**Task:** Locate every line in the records below that contains the word "início", and copy each one.

— Start of Record extracts —

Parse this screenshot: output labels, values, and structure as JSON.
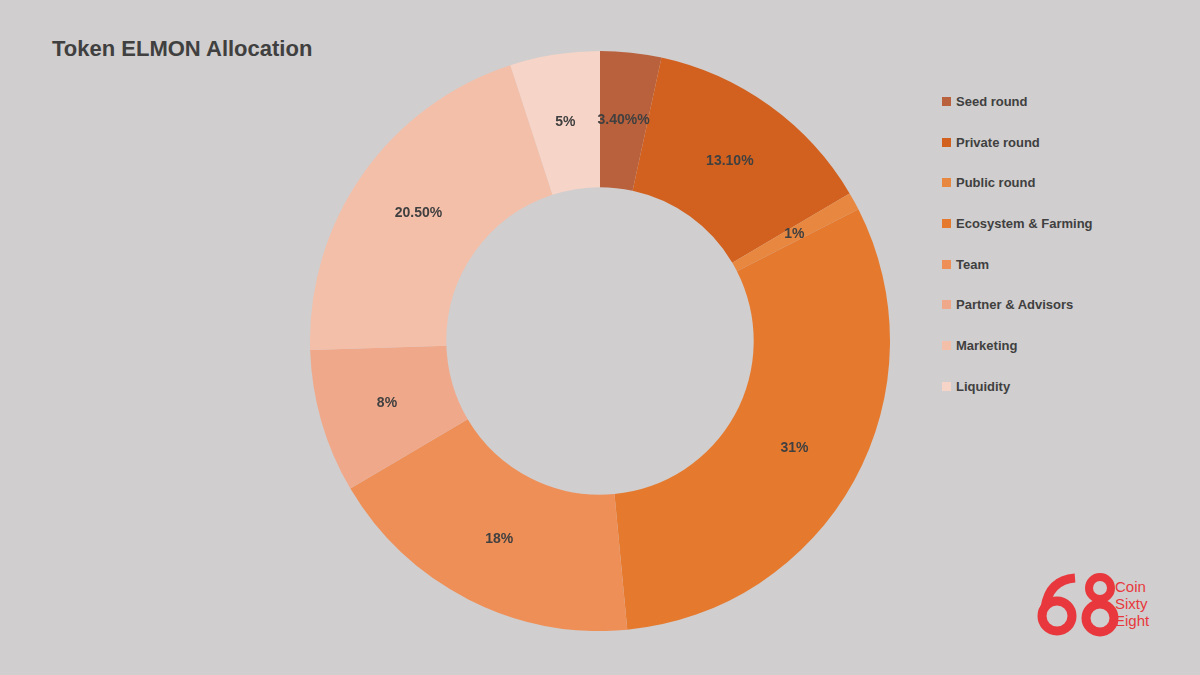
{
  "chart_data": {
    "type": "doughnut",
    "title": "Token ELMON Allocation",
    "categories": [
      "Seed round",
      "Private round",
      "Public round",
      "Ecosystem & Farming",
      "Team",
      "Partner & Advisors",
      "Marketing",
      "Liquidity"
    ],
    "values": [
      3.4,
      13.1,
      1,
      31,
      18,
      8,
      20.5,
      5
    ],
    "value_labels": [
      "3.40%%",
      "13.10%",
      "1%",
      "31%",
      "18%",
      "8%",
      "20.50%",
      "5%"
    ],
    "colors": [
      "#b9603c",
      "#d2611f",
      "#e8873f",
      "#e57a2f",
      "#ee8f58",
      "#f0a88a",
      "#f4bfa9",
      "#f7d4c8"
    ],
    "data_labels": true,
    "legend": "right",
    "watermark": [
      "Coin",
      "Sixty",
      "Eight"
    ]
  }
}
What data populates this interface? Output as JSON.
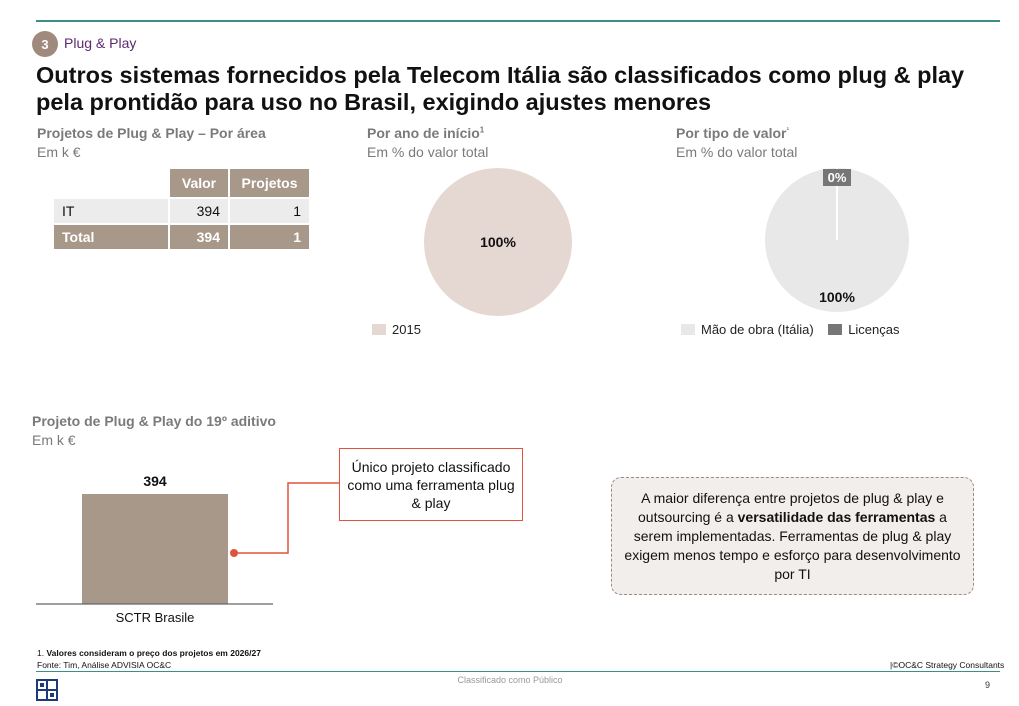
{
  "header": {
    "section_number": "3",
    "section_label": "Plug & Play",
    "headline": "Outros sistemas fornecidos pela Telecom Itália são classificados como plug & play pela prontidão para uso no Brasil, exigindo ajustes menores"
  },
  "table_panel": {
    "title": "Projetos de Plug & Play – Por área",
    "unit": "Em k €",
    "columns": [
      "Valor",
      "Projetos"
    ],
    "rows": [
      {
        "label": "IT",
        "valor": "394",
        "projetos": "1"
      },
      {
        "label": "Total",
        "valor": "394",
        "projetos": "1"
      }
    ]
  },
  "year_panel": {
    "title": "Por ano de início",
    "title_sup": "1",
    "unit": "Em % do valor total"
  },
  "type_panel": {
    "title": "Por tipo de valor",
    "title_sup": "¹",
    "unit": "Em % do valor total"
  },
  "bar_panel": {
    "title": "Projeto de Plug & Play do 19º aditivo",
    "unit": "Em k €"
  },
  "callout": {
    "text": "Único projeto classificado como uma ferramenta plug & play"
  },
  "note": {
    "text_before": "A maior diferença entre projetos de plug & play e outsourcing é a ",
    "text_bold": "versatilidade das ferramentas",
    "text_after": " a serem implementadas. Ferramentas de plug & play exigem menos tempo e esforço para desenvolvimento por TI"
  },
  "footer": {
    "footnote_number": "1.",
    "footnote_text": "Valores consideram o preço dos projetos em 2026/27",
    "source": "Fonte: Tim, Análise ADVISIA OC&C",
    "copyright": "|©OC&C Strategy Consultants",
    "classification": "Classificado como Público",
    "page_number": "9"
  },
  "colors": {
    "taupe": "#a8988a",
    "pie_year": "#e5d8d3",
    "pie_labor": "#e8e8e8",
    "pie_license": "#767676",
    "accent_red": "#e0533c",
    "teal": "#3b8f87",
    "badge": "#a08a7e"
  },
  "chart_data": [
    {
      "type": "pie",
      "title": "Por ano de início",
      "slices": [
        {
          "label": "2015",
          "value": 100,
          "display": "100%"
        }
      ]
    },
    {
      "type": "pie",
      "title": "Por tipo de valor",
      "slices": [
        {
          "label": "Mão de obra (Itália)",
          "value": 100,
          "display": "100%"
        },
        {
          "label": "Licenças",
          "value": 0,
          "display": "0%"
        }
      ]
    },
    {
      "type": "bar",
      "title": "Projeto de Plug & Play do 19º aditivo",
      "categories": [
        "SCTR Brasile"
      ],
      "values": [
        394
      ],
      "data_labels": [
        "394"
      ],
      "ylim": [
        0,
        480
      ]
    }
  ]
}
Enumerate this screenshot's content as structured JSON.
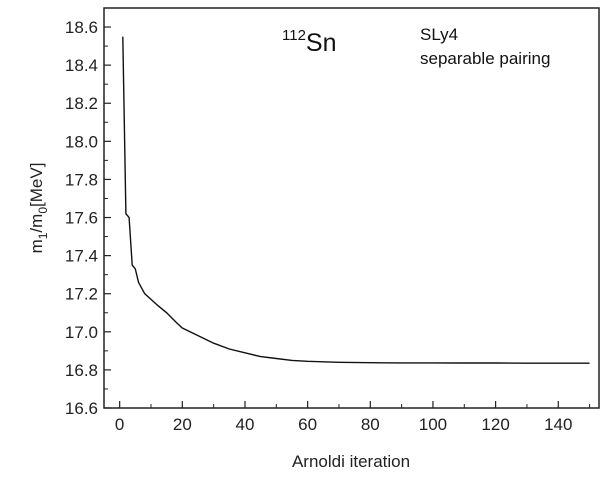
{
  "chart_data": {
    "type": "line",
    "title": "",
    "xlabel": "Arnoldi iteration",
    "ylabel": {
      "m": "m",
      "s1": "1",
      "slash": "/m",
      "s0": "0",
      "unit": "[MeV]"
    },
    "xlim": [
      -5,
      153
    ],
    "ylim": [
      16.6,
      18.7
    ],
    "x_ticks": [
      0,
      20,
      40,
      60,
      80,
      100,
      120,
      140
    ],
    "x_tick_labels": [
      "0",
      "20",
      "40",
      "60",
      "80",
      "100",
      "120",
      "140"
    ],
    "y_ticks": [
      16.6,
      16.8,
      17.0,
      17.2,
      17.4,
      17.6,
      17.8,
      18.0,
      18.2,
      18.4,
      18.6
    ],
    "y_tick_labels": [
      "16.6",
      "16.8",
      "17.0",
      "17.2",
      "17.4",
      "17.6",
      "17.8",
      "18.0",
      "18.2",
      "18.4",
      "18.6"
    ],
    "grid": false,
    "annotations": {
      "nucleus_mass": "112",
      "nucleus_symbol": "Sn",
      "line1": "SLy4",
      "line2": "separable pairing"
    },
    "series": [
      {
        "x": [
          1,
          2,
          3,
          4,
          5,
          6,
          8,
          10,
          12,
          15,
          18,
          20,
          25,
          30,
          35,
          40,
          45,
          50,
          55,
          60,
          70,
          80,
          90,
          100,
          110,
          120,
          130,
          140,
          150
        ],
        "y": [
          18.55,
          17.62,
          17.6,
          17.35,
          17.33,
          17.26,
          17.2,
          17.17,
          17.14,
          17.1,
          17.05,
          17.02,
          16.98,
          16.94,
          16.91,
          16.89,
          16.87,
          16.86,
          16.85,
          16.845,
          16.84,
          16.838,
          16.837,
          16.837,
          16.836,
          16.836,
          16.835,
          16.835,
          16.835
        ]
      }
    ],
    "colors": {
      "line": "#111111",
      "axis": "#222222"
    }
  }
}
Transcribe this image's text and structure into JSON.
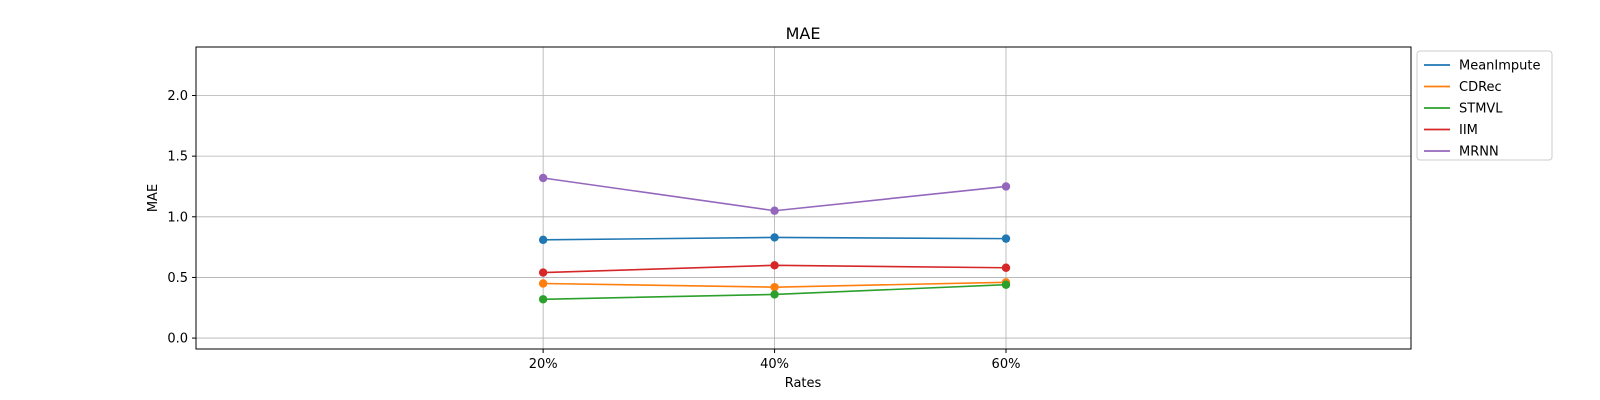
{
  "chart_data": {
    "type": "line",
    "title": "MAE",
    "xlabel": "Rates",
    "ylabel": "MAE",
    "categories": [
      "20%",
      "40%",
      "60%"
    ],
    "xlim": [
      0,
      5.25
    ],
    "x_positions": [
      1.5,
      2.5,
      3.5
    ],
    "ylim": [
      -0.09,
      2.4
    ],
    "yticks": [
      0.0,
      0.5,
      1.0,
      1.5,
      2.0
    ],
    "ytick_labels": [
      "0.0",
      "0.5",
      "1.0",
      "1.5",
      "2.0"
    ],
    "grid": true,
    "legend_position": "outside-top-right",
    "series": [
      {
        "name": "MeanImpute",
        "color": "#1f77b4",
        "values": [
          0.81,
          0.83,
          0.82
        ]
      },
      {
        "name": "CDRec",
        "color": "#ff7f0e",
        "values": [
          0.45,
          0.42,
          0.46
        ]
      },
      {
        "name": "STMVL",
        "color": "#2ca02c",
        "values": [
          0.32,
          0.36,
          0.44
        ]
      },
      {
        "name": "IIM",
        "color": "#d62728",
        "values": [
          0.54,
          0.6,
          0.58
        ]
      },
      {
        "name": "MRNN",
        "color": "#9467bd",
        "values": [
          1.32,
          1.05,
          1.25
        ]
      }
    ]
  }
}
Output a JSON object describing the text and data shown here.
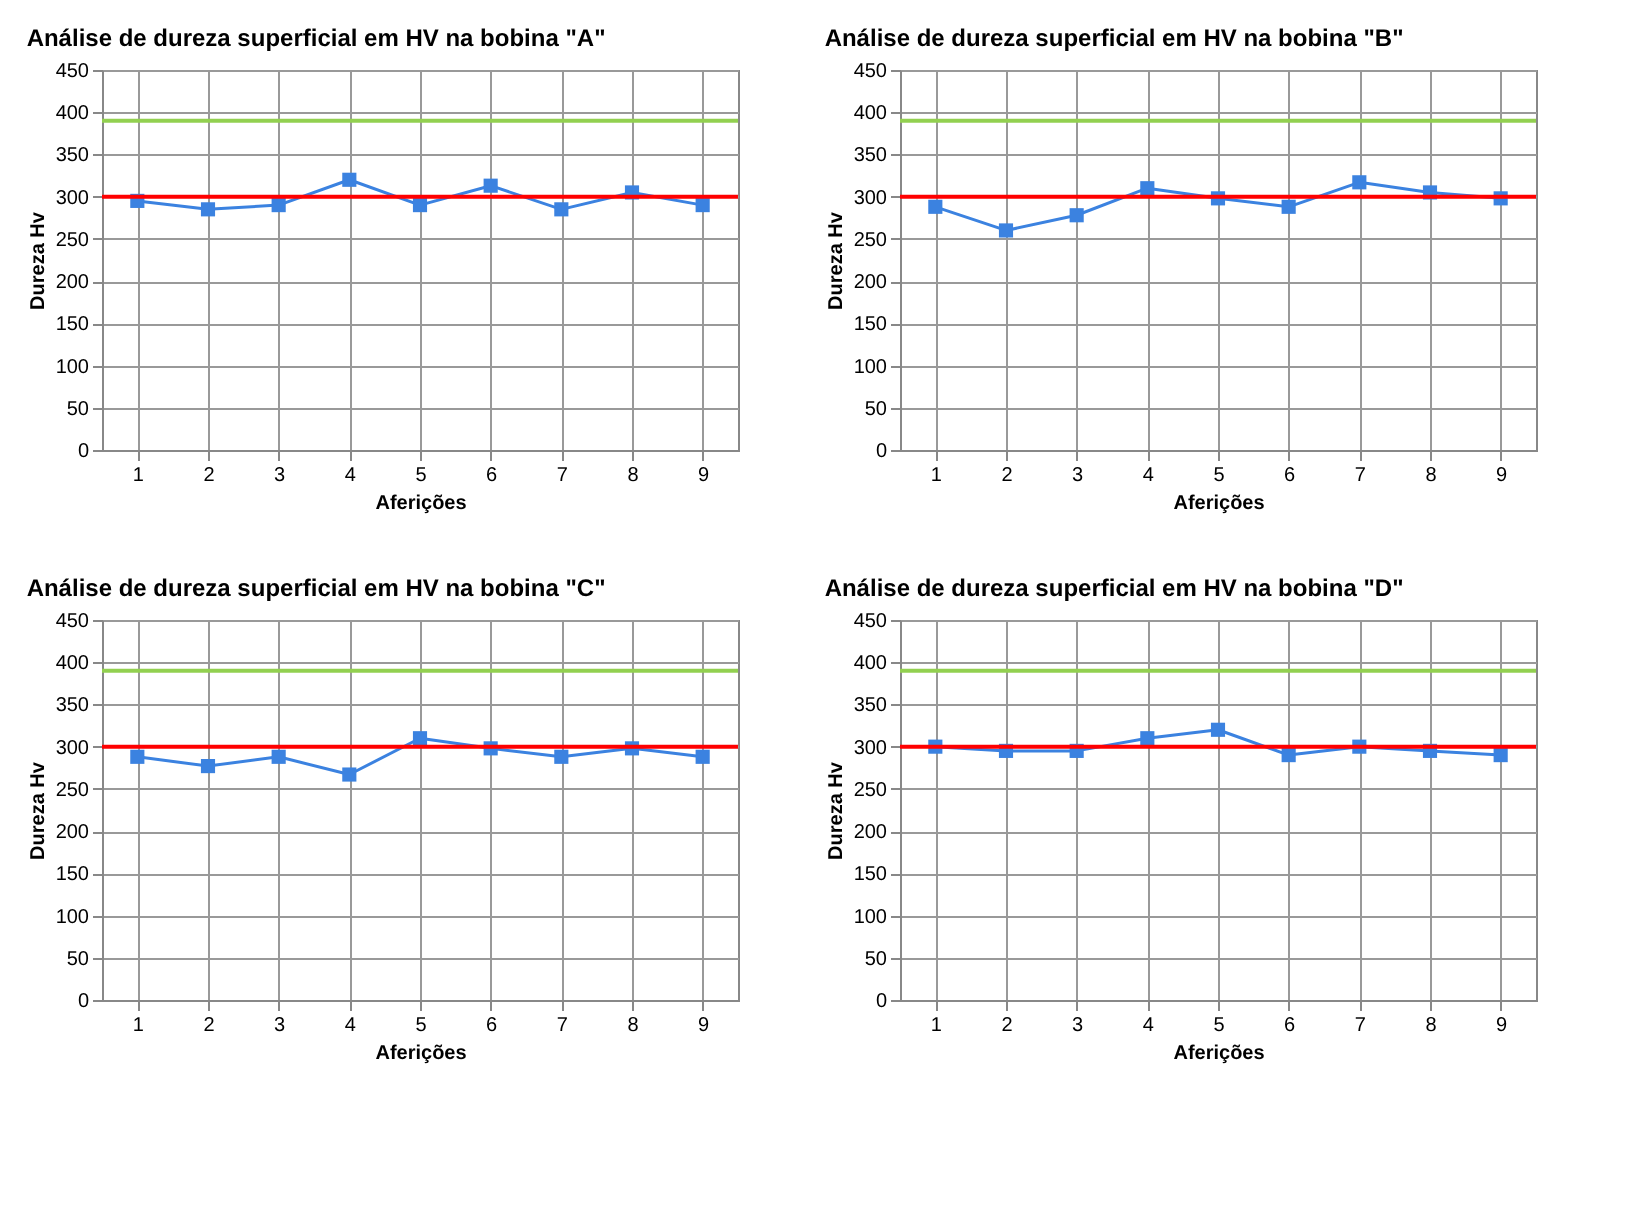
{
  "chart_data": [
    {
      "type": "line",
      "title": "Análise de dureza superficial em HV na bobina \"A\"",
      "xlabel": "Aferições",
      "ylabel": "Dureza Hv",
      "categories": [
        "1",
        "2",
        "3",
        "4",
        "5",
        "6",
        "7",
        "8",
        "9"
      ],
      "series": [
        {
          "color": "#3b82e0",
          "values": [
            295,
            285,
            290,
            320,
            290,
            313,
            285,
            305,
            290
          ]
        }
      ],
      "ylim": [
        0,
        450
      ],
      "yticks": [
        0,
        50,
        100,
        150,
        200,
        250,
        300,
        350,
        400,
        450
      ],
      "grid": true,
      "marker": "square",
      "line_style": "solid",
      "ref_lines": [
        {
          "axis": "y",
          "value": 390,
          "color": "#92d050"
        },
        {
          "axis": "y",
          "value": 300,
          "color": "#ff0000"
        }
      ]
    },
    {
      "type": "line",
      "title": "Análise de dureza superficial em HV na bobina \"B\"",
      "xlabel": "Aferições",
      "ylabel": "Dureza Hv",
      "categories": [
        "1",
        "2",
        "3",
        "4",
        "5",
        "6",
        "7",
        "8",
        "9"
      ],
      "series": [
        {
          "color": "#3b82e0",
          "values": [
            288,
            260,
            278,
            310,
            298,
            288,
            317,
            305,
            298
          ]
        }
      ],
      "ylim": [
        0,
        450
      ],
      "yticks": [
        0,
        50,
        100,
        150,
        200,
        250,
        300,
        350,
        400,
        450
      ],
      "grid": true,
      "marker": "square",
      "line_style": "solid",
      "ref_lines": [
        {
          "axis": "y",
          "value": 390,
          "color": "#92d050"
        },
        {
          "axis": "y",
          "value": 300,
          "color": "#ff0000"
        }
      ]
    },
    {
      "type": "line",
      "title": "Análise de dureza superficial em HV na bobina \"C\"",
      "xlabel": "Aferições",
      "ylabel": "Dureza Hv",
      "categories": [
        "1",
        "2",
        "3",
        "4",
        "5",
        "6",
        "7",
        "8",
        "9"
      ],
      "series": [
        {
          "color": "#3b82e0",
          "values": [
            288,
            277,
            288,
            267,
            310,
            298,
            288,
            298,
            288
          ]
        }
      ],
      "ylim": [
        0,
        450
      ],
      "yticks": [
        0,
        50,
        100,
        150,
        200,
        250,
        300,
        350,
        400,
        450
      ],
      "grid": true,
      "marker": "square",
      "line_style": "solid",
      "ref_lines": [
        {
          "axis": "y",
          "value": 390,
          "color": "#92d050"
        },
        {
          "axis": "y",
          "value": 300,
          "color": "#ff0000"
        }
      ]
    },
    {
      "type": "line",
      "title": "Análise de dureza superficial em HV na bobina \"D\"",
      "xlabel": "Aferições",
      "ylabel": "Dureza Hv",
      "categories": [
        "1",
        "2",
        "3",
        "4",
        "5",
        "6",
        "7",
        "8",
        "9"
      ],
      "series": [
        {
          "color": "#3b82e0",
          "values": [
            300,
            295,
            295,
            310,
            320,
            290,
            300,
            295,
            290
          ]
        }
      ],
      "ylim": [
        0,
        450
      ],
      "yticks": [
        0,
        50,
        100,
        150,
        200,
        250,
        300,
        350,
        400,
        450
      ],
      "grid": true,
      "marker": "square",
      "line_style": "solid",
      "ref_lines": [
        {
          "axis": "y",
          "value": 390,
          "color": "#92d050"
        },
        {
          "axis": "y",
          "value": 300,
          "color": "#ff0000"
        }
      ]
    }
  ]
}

— End of Record extracts —

**Output of the task:**
    "title": "Por ano de início",
      "title": "Por ano de início",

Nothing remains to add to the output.